begin THE INPUT

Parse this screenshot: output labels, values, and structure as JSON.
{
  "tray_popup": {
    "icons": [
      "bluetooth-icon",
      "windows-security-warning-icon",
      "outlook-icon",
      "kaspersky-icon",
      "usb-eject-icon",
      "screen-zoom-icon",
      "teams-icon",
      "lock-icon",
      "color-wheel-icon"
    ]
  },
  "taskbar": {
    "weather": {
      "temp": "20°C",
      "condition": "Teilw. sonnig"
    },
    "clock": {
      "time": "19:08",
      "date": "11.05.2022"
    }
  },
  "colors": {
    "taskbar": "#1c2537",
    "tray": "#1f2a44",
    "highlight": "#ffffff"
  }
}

end THE INPUT

▶ **TASK DIRECTIONS**: The whole listing above needs to be written out again exactly.

▶ **FINISHED EXERCISE**:
Parse this screenshot: output labels, values, and structure as JSON.
{
  "tray_popup": {
    "icons": [
      "bluetooth-icon",
      "windows-security-warning-icon",
      "outlook-icon",
      "kaspersky-icon",
      "usb-eject-icon",
      "screen-zoom-icon",
      "teams-icon",
      "lock-icon",
      "color-wheel-icon"
    ]
  },
  "taskbar": {
    "weather": {
      "temp": "20°C",
      "condition": "Teilw. sonnig"
    },
    "clock": {
      "time": "19:08",
      "date": "11.05.2022"
    }
  },
  "colors": {
    "taskbar": "#1c2537",
    "tray": "#1f2a44",
    "highlight": "#ffffff"
  }
}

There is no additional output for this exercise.